== RECORDED DATA ==

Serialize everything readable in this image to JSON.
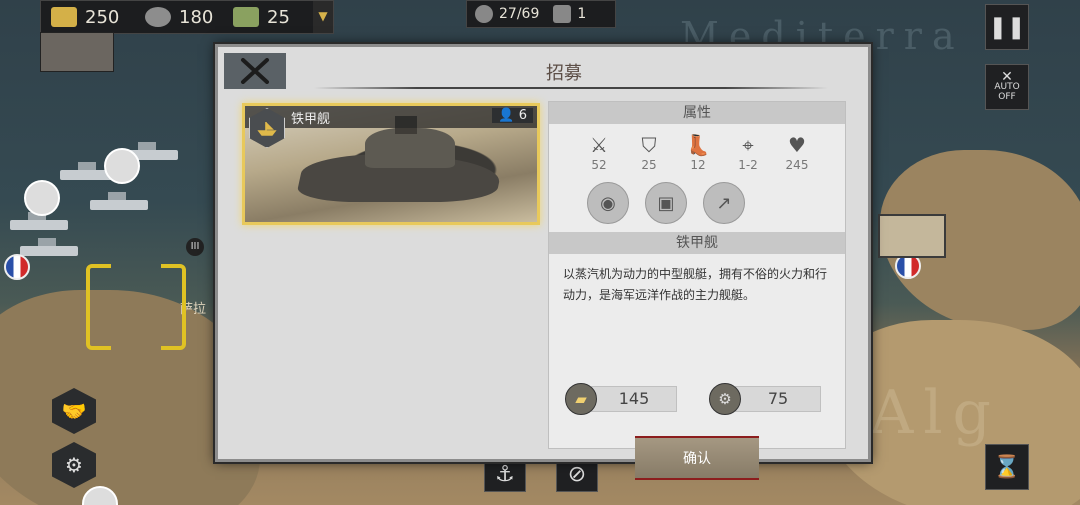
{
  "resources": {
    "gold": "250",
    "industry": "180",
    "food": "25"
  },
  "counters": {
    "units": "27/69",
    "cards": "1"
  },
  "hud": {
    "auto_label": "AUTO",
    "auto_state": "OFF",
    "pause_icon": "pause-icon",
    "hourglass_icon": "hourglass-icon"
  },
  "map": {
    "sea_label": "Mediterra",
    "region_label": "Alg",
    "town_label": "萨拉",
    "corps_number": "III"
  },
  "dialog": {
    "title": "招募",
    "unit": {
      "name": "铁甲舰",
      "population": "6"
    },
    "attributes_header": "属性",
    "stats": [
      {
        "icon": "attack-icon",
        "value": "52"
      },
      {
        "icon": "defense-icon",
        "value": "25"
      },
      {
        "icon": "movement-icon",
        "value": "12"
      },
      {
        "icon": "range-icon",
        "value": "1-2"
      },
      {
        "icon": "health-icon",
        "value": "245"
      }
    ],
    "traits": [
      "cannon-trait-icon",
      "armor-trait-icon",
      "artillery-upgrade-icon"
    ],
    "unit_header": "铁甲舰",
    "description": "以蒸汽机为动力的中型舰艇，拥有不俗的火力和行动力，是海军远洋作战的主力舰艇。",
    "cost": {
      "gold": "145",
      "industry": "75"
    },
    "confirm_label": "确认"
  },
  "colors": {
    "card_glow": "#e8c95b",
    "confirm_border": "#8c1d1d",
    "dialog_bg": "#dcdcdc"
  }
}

== WHAT IS REQUIRED ==
Take the entries shown above and quote them verbatim, passing over the pictures.

== RESPONSE ==
Serialize everything readable in this image to JSON.
{
  "resources": {
    "gold": "250",
    "industry": "180",
    "food": "25"
  },
  "counters": {
    "units": "27/69",
    "cards": "1"
  },
  "hud": {
    "auto_label": "AUTO",
    "auto_state": "OFF",
    "pause_icon": "pause-icon",
    "hourglass_icon": "hourglass-icon"
  },
  "map": {
    "sea_label": "Mediterra",
    "region_label": "Alg",
    "town_label": "萨拉",
    "corps_number": "III"
  },
  "dialog": {
    "title": "招募",
    "unit": {
      "name": "铁甲舰",
      "population": "6"
    },
    "attributes_header": "属性",
    "stats": [
      {
        "icon": "attack-icon",
        "value": "52"
      },
      {
        "icon": "defense-icon",
        "value": "25"
      },
      {
        "icon": "movement-icon",
        "value": "12"
      },
      {
        "icon": "range-icon",
        "value": "1-2"
      },
      {
        "icon": "health-icon",
        "value": "245"
      }
    ],
    "traits": [
      "cannon-trait-icon",
      "armor-trait-icon",
      "artillery-upgrade-icon"
    ],
    "unit_header": "铁甲舰",
    "description": "以蒸汽机为动力的中型舰艇，拥有不俗的火力和行动力，是海军远洋作战的主力舰艇。",
    "cost": {
      "gold": "145",
      "industry": "75"
    },
    "confirm_label": "确认"
  },
  "colors": {
    "card_glow": "#e8c95b",
    "confirm_border": "#8c1d1d",
    "dialog_bg": "#dcdcdc"
  }
}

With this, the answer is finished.